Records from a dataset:
* Begin *
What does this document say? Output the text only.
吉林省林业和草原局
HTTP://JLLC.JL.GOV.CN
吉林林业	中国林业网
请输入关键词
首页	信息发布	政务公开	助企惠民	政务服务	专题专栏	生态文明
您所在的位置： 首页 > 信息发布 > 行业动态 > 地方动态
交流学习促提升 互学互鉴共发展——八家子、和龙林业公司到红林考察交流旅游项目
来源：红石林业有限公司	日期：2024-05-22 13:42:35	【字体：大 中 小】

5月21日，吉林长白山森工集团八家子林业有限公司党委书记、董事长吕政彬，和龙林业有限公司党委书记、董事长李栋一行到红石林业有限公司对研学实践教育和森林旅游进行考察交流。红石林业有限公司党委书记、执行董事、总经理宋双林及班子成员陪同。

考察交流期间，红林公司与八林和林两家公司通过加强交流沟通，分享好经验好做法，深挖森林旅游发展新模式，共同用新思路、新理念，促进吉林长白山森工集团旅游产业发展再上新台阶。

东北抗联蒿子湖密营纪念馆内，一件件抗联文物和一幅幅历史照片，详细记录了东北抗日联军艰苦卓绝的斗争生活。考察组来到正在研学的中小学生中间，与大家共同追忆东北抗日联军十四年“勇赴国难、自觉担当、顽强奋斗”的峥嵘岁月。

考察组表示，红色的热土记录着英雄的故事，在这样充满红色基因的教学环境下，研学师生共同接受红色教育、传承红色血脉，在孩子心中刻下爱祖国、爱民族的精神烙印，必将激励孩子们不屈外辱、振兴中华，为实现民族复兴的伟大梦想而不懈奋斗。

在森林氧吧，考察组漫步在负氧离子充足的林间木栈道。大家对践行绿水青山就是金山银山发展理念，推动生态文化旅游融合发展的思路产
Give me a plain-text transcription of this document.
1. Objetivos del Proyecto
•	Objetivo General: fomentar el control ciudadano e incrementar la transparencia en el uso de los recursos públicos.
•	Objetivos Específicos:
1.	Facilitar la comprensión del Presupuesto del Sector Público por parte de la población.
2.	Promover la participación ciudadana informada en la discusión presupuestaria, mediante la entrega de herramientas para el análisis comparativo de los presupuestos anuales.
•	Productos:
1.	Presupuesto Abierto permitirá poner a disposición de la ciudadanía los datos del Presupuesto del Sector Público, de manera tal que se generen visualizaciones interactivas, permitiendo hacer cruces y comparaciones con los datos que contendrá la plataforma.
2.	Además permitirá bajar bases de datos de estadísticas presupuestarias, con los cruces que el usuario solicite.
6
* End *
SET PROBLEM: Pull out each line containing the word "信息发布" and copy it.

RESPONSE TO THE TASK:
首页	信息发布	政务公开	助企惠民	政务服务	专题专栏	生态文明
您所在的位置： 首页 > 信息发布 > 行业动态 > 地方动态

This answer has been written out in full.